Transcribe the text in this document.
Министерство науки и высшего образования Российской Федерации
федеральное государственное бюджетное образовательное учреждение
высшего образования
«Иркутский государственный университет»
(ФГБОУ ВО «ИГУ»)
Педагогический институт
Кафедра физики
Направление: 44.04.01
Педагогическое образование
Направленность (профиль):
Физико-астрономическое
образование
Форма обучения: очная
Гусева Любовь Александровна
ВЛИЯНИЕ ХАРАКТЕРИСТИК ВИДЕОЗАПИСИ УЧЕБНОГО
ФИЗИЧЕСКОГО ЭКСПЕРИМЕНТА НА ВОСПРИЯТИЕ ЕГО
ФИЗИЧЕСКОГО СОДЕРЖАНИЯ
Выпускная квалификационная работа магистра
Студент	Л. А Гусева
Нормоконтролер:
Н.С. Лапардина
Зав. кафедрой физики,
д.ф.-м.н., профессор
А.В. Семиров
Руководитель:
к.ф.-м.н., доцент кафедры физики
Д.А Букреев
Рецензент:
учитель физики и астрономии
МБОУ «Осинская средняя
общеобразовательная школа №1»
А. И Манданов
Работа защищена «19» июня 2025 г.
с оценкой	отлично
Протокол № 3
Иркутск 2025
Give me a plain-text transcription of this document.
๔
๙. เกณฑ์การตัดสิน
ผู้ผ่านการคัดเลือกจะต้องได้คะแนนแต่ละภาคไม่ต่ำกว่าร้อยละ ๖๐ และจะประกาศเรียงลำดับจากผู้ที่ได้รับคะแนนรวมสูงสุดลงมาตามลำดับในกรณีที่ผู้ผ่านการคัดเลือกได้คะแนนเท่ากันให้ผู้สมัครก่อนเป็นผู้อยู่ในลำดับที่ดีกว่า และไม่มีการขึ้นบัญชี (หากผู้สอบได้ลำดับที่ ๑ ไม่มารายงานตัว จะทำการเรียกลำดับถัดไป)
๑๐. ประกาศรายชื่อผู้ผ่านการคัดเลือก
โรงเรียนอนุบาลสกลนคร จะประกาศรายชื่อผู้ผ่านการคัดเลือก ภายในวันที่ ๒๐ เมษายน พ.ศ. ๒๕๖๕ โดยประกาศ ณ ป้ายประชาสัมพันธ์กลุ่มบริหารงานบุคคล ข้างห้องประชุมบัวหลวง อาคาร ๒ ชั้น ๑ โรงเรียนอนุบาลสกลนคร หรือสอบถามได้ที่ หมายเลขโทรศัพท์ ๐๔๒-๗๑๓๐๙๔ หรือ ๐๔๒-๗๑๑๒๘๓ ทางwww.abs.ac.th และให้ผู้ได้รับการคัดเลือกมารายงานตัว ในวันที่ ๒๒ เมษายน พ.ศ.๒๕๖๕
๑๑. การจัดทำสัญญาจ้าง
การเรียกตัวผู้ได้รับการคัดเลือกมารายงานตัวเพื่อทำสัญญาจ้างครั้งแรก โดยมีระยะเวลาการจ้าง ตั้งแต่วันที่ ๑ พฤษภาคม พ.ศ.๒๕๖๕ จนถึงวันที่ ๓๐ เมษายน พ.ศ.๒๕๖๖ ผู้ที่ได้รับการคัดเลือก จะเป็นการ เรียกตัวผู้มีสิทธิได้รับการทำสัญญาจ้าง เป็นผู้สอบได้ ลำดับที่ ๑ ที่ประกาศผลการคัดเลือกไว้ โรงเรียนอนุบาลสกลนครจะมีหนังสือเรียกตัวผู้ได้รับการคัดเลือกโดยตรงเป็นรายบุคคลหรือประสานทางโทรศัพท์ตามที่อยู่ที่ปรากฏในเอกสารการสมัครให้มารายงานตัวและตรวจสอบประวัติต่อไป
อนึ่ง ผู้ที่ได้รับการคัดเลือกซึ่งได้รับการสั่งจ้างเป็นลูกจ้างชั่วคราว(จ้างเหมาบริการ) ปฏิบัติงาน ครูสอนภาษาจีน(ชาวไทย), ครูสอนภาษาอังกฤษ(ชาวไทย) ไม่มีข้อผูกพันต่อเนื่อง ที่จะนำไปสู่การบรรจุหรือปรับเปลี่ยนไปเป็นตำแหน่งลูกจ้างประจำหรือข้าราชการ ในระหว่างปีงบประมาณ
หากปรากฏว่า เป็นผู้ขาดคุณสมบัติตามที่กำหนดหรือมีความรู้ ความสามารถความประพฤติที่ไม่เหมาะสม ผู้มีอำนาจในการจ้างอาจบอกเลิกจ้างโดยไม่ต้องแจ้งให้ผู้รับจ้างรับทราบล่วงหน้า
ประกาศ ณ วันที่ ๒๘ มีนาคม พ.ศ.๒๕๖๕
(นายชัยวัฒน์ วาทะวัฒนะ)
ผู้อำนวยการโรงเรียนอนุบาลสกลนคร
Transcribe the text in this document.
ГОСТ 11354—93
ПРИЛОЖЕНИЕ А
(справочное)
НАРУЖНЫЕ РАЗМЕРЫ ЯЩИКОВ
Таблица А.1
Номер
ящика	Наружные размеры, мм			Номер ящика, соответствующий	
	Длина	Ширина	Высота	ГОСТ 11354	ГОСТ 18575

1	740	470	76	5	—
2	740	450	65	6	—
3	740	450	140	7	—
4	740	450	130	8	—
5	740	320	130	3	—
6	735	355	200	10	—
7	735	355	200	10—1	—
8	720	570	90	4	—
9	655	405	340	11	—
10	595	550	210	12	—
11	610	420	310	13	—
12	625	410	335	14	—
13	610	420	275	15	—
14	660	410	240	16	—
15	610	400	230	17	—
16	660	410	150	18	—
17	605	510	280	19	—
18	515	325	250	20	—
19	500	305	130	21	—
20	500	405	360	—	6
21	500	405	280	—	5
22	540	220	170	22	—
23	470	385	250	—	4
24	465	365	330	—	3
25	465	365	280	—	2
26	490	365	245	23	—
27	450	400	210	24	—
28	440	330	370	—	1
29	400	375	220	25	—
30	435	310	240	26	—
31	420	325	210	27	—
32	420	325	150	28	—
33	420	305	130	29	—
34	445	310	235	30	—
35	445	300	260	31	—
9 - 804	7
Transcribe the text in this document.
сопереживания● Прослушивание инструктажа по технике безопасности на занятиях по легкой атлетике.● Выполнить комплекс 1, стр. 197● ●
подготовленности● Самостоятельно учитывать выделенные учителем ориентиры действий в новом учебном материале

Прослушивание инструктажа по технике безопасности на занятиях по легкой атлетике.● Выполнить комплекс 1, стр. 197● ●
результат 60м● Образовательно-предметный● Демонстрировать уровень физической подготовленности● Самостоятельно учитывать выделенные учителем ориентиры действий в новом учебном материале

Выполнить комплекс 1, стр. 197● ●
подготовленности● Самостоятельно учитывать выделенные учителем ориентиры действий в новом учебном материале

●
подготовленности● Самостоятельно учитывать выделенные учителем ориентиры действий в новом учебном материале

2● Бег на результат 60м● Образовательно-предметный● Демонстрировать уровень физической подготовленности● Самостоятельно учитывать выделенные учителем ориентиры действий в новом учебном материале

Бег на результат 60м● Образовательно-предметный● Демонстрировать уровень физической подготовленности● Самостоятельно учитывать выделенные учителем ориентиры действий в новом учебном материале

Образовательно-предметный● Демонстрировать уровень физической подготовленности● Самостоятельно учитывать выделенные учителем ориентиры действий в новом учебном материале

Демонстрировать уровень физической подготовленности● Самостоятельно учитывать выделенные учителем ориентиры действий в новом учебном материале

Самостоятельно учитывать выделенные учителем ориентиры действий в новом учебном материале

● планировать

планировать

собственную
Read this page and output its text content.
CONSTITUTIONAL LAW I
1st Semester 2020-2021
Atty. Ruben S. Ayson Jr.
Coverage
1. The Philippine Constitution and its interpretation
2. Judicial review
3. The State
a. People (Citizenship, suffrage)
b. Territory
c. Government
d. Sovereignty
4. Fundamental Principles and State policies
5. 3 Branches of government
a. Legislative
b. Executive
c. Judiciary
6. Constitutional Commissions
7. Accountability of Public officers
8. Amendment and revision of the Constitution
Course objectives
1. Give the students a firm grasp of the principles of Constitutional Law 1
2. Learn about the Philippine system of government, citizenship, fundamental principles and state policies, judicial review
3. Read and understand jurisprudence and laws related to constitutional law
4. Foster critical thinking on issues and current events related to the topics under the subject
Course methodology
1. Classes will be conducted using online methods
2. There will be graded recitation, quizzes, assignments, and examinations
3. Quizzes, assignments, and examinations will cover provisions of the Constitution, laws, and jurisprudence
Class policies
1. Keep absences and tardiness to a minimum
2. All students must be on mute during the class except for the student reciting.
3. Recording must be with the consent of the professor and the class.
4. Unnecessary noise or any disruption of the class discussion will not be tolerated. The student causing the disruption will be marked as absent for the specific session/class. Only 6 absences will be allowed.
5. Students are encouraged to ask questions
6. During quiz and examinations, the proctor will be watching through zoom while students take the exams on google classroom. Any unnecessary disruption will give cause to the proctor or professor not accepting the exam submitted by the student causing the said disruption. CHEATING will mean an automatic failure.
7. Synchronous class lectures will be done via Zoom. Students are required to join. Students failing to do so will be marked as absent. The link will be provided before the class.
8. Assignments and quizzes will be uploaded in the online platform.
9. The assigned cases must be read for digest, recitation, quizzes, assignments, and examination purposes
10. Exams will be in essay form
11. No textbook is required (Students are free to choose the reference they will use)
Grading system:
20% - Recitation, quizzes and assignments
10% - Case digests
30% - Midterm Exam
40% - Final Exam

**WHAT THE TASK ASKS:**
Search the lines for the string "สอบได" and copy every line that has it.

**THE REPLY:**
ผู้ผ่านการคัดเลือกจะต้องได้คะแนนแต่ละภาคไม่ต่ำกว่าร้อยละ ๖๐ และจะประกาศเรียงลำดับจากผู้ที่ได้รับคะแนนรวมสูงสุดลงมาตามลำดับในกรณีที่ผู้ผ่านการคัดเลือกได้คะแนนเท่ากันให้ผู้สมัครก่อนเป็นผู้อยู่ในลำดับที่ดีกว่า และไม่มีการขึ้นบัญชี (หากผู้สอบได้ลำดับที่ ๑ ไม่มารายงานตัว จะทำการเรียกลำดับถัดไป)
การเรียกตัวผู้ได้รับการคัดเลือกมารายงานตัวเพื่อทำสัญญาจ้างครั้งแรก โดยมีระยะเวลาการจ้าง ตั้งแต่วันที่ ๑ พฤษภาคม พ.ศ.๒๕๖๕ จนถึงวันที่ ๓๐ เมษายน พ.ศ.๒๕๖๖ ผู้ที่ได้รับการคัดเลือก จะเป็นการ เรียกตัวผู้มีสิทธิได้รับการทำสัญญาจ้าง เป็นผู้สอบได้ ลำดับที่ ๑ ที่ประกาศผลการคัดเลือกไว้ โรงเรียนอนุบาลสกลนครจะมีหนังสือเรียกตัวผู้ได้รับการคัดเลือกโดยตรงเป็นรายบุคคลหรือประสานทางโทรศัพท์ตามที่อยู่ที่ปรากฏในเอกสารการสมัครให้มารายงานตัวและตรวจสอบประวัติต่อไป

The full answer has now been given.